▸ **Task details**: Answer with one number: the count of lines in the listing below that hold the word "share".
━━━━━━━━
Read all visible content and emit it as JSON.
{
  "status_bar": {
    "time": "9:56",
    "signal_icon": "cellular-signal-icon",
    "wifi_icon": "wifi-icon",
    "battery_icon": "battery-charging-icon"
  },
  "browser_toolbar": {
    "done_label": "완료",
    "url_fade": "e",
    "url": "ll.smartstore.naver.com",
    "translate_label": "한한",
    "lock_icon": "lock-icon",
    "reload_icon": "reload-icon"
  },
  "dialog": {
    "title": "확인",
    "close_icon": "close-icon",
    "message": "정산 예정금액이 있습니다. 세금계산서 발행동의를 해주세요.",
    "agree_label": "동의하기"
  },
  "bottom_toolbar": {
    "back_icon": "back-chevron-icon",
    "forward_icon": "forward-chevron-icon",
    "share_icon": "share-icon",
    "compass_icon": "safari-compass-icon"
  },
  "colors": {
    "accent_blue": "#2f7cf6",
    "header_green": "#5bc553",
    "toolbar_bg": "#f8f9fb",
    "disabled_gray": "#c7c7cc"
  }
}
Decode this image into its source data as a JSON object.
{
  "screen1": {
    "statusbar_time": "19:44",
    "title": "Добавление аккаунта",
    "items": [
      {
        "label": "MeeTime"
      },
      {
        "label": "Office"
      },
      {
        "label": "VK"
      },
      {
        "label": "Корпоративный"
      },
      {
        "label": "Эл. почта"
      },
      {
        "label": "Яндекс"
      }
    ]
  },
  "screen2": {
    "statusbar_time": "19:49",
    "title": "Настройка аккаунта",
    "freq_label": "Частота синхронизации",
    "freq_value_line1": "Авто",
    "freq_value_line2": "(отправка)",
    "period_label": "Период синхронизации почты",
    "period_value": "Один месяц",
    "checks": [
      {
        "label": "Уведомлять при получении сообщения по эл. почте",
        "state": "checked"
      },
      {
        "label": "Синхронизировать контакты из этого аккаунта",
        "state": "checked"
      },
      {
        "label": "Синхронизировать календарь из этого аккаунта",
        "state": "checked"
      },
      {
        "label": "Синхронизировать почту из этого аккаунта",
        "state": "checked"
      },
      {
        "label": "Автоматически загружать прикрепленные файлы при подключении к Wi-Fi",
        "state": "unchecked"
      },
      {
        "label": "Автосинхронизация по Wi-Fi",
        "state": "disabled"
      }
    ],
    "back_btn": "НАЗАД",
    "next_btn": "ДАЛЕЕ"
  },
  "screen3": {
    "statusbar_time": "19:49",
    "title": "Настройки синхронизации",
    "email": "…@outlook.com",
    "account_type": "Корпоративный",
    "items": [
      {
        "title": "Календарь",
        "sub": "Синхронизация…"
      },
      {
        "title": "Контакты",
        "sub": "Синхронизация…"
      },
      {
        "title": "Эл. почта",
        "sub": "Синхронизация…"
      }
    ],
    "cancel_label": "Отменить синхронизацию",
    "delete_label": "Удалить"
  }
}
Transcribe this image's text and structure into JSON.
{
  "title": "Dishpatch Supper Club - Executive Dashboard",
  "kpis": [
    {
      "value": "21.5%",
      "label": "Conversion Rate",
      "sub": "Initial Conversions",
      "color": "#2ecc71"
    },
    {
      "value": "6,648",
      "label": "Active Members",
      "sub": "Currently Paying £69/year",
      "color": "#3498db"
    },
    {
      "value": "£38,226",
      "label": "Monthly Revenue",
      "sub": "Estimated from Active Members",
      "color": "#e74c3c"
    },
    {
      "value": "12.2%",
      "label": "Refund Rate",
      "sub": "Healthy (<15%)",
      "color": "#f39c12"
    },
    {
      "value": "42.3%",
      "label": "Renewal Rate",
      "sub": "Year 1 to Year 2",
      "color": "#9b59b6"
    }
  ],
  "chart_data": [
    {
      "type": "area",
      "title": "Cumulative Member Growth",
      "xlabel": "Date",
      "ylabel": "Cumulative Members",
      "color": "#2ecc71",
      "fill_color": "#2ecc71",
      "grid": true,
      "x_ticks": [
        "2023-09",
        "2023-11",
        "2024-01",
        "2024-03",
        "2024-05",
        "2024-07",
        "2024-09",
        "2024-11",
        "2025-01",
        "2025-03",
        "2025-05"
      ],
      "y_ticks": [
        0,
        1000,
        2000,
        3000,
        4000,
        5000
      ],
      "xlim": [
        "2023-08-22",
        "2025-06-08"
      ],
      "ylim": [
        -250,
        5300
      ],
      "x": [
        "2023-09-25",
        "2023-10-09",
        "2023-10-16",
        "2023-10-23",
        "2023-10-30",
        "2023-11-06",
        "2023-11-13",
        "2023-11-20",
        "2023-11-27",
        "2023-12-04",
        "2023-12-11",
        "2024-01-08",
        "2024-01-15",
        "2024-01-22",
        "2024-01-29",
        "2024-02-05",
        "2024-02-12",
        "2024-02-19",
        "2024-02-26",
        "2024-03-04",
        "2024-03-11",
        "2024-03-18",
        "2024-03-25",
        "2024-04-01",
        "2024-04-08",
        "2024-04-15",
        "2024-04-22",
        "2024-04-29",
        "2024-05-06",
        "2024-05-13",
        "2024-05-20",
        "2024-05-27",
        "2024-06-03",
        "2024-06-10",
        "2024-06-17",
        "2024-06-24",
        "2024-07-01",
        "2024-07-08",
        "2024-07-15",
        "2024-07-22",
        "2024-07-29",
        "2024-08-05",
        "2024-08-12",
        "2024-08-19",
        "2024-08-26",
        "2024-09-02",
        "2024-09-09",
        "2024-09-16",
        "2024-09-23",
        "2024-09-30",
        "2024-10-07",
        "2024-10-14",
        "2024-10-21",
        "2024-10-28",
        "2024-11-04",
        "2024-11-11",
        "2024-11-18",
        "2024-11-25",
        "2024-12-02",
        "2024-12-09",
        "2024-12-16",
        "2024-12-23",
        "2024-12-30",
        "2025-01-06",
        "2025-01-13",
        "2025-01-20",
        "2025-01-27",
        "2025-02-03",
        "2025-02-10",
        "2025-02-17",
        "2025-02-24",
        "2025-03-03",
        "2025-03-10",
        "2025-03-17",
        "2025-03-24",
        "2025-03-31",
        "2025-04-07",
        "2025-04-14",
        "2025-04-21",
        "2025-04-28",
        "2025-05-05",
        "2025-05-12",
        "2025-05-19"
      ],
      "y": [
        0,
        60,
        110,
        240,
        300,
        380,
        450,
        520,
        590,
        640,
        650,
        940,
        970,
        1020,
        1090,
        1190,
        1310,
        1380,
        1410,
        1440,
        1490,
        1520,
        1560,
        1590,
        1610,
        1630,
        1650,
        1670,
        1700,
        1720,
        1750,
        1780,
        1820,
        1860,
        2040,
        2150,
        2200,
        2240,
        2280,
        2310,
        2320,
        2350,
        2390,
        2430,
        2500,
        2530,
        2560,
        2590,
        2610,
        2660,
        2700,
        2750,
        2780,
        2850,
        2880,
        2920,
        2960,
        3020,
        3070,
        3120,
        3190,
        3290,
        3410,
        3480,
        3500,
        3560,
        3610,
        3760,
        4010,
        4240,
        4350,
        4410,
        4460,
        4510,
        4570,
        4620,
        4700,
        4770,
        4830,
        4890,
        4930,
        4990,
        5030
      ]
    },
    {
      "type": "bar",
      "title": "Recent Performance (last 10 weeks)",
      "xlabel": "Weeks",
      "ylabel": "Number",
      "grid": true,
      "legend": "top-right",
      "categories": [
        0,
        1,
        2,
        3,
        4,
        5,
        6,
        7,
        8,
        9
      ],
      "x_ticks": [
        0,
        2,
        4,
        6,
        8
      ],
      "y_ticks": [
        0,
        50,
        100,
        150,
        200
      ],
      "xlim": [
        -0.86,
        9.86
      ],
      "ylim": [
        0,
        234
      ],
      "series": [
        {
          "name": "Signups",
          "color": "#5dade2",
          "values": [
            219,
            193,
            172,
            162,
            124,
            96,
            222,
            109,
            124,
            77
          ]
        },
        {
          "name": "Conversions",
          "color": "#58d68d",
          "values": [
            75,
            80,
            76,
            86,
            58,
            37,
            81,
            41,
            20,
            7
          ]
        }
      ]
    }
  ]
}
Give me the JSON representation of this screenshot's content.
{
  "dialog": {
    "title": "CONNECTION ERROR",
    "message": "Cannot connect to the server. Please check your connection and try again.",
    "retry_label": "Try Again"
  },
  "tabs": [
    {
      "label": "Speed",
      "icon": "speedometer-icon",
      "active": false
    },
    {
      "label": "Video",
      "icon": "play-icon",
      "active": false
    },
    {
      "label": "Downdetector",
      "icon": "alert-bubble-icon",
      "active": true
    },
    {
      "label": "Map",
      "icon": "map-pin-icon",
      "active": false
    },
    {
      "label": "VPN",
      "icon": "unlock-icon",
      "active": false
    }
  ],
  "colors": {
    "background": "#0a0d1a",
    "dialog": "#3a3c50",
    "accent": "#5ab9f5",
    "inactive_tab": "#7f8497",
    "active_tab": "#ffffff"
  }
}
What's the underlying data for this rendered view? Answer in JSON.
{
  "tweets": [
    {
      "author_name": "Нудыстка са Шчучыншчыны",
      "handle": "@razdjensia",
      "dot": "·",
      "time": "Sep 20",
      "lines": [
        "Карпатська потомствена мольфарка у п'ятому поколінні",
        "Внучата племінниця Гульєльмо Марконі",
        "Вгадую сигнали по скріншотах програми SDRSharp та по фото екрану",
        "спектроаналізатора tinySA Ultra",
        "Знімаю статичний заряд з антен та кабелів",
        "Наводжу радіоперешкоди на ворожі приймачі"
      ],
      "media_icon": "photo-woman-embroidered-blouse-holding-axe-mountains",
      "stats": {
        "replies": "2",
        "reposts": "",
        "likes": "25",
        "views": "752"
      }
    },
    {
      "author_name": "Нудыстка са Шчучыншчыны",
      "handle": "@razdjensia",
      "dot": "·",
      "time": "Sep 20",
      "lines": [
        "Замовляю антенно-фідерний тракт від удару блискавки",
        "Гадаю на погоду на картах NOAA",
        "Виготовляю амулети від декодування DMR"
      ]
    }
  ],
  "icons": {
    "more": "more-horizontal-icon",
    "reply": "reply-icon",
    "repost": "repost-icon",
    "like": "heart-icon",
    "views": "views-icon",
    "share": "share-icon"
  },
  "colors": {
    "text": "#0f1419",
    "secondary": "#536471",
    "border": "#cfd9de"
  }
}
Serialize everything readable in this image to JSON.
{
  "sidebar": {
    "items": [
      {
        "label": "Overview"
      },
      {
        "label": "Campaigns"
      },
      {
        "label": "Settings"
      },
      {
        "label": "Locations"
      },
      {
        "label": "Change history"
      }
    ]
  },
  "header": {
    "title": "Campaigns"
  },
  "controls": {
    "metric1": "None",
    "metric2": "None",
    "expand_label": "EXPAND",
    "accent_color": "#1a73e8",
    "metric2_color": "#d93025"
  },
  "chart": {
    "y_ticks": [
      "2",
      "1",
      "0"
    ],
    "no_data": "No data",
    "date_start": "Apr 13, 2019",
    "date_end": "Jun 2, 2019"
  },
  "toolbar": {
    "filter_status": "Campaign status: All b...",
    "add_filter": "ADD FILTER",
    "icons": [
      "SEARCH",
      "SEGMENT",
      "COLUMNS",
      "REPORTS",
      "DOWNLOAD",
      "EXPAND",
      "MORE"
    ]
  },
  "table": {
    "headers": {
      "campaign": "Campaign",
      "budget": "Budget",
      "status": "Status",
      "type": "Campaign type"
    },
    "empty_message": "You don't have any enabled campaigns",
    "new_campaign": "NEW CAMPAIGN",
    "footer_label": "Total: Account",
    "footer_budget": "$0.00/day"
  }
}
━━━━━━━━
▸ **Response**: 2